--- start of Data entries ---

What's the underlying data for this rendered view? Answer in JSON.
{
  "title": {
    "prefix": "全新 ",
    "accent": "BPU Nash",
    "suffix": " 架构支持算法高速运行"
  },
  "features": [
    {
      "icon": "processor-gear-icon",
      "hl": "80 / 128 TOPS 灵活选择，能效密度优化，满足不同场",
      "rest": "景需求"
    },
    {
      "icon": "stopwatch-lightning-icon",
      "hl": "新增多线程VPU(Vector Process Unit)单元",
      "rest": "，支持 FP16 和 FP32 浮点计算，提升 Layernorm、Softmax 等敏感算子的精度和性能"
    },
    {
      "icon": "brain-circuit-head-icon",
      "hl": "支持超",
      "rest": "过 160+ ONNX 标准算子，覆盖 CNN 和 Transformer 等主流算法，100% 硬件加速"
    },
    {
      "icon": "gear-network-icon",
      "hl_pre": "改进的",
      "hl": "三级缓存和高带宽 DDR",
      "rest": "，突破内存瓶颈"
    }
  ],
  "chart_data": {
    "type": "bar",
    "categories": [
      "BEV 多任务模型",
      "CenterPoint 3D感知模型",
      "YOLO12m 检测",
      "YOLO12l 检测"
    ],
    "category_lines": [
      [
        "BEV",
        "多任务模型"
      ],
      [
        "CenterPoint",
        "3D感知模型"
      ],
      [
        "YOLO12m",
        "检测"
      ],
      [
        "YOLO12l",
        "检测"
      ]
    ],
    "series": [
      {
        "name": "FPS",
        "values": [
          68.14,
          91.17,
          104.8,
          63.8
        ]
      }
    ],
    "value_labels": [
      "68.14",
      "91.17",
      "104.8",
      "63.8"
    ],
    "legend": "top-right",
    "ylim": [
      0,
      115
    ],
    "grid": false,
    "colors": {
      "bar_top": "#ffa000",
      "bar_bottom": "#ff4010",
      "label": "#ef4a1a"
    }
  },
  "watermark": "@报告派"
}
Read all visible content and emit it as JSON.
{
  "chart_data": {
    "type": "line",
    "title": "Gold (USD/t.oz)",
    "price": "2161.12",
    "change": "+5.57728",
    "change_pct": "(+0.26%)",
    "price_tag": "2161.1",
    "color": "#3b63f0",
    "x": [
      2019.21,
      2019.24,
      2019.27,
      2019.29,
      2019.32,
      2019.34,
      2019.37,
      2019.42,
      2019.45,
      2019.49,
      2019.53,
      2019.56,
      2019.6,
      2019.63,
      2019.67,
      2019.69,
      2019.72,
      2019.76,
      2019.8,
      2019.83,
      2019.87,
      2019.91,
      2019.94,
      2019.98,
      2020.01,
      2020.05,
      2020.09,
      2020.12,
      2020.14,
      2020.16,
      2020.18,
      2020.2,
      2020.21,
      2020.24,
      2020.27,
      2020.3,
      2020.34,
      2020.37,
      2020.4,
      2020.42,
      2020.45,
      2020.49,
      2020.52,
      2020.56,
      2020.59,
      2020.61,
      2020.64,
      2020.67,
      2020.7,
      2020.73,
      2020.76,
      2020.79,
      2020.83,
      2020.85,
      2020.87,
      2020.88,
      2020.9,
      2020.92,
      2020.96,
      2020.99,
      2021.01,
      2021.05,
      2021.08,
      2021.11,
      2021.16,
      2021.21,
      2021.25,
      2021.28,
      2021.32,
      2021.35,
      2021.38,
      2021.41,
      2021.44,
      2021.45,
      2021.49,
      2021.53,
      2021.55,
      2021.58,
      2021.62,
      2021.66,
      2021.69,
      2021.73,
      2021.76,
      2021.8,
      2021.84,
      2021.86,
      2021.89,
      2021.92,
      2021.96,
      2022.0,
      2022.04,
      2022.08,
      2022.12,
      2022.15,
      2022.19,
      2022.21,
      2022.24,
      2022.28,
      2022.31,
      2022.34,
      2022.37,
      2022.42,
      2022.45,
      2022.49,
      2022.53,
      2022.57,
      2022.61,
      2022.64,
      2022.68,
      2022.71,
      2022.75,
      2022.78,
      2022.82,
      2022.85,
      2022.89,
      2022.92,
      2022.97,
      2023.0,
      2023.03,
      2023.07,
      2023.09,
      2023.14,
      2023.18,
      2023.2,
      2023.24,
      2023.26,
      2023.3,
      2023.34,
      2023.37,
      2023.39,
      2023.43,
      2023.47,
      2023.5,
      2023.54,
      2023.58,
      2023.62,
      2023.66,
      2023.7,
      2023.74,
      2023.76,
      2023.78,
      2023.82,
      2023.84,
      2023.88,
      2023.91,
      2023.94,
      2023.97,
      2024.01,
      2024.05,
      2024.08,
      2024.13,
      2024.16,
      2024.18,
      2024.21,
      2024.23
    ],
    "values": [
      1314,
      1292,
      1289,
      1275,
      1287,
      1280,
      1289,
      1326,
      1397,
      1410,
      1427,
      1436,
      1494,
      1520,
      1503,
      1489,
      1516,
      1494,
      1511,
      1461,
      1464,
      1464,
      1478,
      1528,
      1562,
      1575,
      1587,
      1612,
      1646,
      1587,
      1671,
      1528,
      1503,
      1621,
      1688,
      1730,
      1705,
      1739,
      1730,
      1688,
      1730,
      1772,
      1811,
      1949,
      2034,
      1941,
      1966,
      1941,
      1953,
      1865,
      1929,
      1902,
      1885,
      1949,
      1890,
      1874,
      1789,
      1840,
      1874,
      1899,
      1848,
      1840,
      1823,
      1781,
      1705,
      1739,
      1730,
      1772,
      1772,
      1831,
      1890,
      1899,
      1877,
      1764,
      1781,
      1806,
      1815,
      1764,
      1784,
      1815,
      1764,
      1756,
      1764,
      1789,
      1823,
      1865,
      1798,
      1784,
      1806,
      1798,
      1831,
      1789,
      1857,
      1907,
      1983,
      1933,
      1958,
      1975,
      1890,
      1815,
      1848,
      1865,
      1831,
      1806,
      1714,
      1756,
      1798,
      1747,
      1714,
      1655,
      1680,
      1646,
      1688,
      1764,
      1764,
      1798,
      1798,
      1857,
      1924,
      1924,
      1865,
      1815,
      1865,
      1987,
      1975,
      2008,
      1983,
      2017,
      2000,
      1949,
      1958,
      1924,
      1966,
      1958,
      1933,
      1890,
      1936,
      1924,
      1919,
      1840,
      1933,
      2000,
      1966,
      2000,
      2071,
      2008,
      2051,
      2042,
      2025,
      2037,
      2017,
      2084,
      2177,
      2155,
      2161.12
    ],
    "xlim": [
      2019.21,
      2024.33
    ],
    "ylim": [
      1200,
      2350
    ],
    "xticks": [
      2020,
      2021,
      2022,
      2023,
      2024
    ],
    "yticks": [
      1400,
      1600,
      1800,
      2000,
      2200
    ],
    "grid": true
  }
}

--- end of Data entries ---

Take the listing above and set it down exactly.

Result for this task:
What's the underlying data for this rendered view? Answer in JSON.
{
  "title": {
    "prefix": "全新 ",
    "accent": "BPU Nash",
    "suffix": " 架构支持算法高速运行"
  },
  "features": [
    {
      "icon": "processor-gear-icon",
      "hl": "80 / 128 TOPS 灵活选择，能效密度优化，满足不同场",
      "rest": "景需求"
    },
    {
      "icon": "stopwatch-lightning-icon",
      "hl": "新增多线程VPU(Vector Process Unit)单元",
      "rest": "，支持 FP16 和 FP32 浮点计算，提升 Layernorm、Softmax 等敏感算子的精度和性能"
    },
    {
      "icon": "brain-circuit-head-icon",
      "hl": "支持超",
      "rest": "过 160+ ONNX 标准算子，覆盖 CNN 和 Transformer 等主流算法，100% 硬件加速"
    },
    {
      "icon": "gear-network-icon",
      "hl_pre": "改进的",
      "hl": "三级缓存和高带宽 DDR",
      "rest": "，突破内存瓶颈"
    }
  ],
  "chart_data": {
    "type": "bar",
    "categories": [
      "BEV 多任务模型",
      "CenterPoint 3D感知模型",
      "YOLO12m 检测",
      "YOLO12l 检测"
    ],
    "category_lines": [
      [
        "BEV",
        "多任务模型"
      ],
      [
        "CenterPoint",
        "3D感知模型"
      ],
      [
        "YOLO12m",
        "检测"
      ],
      [
        "YOLO12l",
        "检测"
      ]
    ],
    "series": [
      {
        "name": "FPS",
        "values": [
          68.14,
          91.17,
          104.8,
          63.8
        ]
      }
    ],
    "value_labels": [
      "68.14",
      "91.17",
      "104.8",
      "63.8"
    ],
    "legend": "top-right",
    "ylim": [
      0,
      115
    ],
    "grid": false,
    "colors": {
      "bar_top": "#ffa000",
      "bar_bottom": "#ff4010",
      "label": "#ef4a1a"
    }
  },
  "watermark": "@报告派"
}
Read all visible content and emit it as JSON.
{
  "chart_data": {
    "type": "line",
    "title": "Gold (USD/t.oz)",
    "price": "2161.12",
    "change": "+5.57728",
    "change_pct": "(+0.26%)",
    "price_tag": "2161.1",
    "color": "#3b63f0",
    "x": [
      2019.21,
      2019.24,
      2019.27,
      2019.29,
      2019.32,
      2019.34,
      2019.37,
      2019.42,
      2019.45,
      2019.49,
      2019.53,
      2019.56,
      2019.6,
      2019.63,
      2019.67,
      2019.69,
      2019.72,
      2019.76,
      2019.8,
      2019.83,
      2019.87,
      2019.91,
      2019.94,
      2019.98,
      2020.01,
      2020.05,
      2020.09,
      2020.12,
      2020.14,
      2020.16,
      2020.18,
      2020.2,
      2020.21,
      2020.24,
      2020.27,
      2020.3,
      2020.34,
      2020.37,
      2020.4,
      2020.42,
      2020.45,
      2020.49,
      2020.52,
      2020.56,
      2020.59,
      2020.61,
      2020.64,
      2020.67,
      2020.7,
      2020.73,
      2020.76,
      2020.79,
      2020.83,
      2020.85,
      2020.87,
      2020.88,
      2020.9,
      2020.92,
      2020.96,
      2020.99,
      2021.01,
      2021.05,
      2021.08,
      2021.11,
      2021.16,
      2021.21,
      2021.25,
      2021.28,
      2021.32,
      2021.35,
      2021.38,
      2021.41,
      2021.44,
      2021.45,
      2021.49,
      2021.53,
      2021.55,
      2021.58,
      2021.62,
      2021.66,
      2021.69,
      2021.73,
      2021.76,
      2021.8,
      2021.84,
      2021.86,
      2021.89,
      2021.92,
      2021.96,
      2022.0,
      2022.04,
      2022.08,
      2022.12,
      2022.15,
      2022.19,
      2022.21,
      2022.24,
      2022.28,
      2022.31,
      2022.34,
      2022.37,
      2022.42,
      2022.45,
      2022.49,
      2022.53,
      2022.57,
      2022.61,
      2022.64,
      2022.68,
      2022.71,
      2022.75,
      2022.78,
      2022.82,
      2022.85,
      2022.89,
      2022.92,
      2022.97,
      2023.0,
      2023.03,
      2023.07,
      2023.09,
      2023.14,
      2023.18,
      2023.2,
      2023.24,
      2023.26,
      2023.3,
      2023.34,
      2023.37,
      2023.39,
      2023.43,
      2023.47,
      2023.5,
      2023.54,
      2023.58,
      2023.62,
      2023.66,
      2023.7,
      2023.74,
      2023.76,
      2023.78,
      2023.82,
      2023.84,
      2023.88,
      2023.91,
      2023.94,
      2023.97,
      2024.01,
      2024.05,
      2024.08,
      2024.13,
      2024.16,
      2024.18,
      2024.21,
      2024.23
    ],
    "values": [
      1314,
      1292,
      1289,
      1275,
      1287,
      1280,
      1289,
      1326,
      1397,
      1410,
      1427,
      1436,
      1494,
      1520,
      1503,
      1489,
      1516,
      1494,
      1511,
      1461,
      1464,
      1464,
      1478,
      1528,
      1562,
      1575,
      1587,
      1612,
      1646,
      1587,
      1671,
      1528,
      1503,
      1621,
      1688,
      1730,
      1705,
      1739,
      1730,
      1688,
      1730,
      1772,
      1811,
      1949,
      2034,
      1941,
      1966,
      1941,
      1953,
      1865,
      1929,
      1902,
      1885,
      1949,
      1890,
      1874,
      1789,
      1840,
      1874,
      1899,
      1848,
      1840,
      1823,
      1781,
      1705,
      1739,
      1730,
      1772,
      1772,
      1831,
      1890,
      1899,
      1877,
      1764,
      1781,
      1806,
      1815,
      1764,
      1784,
      1815,
      1764,
      1756,
      1764,
      1789,
      1823,
      1865,
      1798,
      1784,
      1806,
      1798,
      1831,
      1789,
      1857,
      1907,
      1983,
      1933,
      1958,
      1975,
      1890,
      1815,
      1848,
      1865,
      1831,
      1806,
      1714,
      1756,
      1798,
      1747,
      1714,
      1655,
      1680,
      1646,
      1688,
      1764,
      1764,
      1798,
      1798,
      1857,
      1924,
      1924,
      1865,
      1815,
      1865,
      1987,
      1975,
      2008,
      1983,
      2017,
      2000,
      1949,
      1958,
      1924,
      1966,
      1958,
      1933,
      1890,
      1936,
      1924,
      1919,
      1840,
      1933,
      2000,
      1966,
      2000,
      2071,
      2008,
      2051,
      2042,
      2025,
      2037,
      2017,
      2084,
      2177,
      2155,
      2161.12
    ],
    "xlim": [
      2019.21,
      2024.33
    ],
    "ylim": [
      1200,
      2350
    ],
    "xticks": [
      2020,
      2021,
      2022,
      2023,
      2024
    ],
    "yticks": [
      1400,
      1600,
      1800,
      2000,
      2200
    ],
    "grid": true
  }
}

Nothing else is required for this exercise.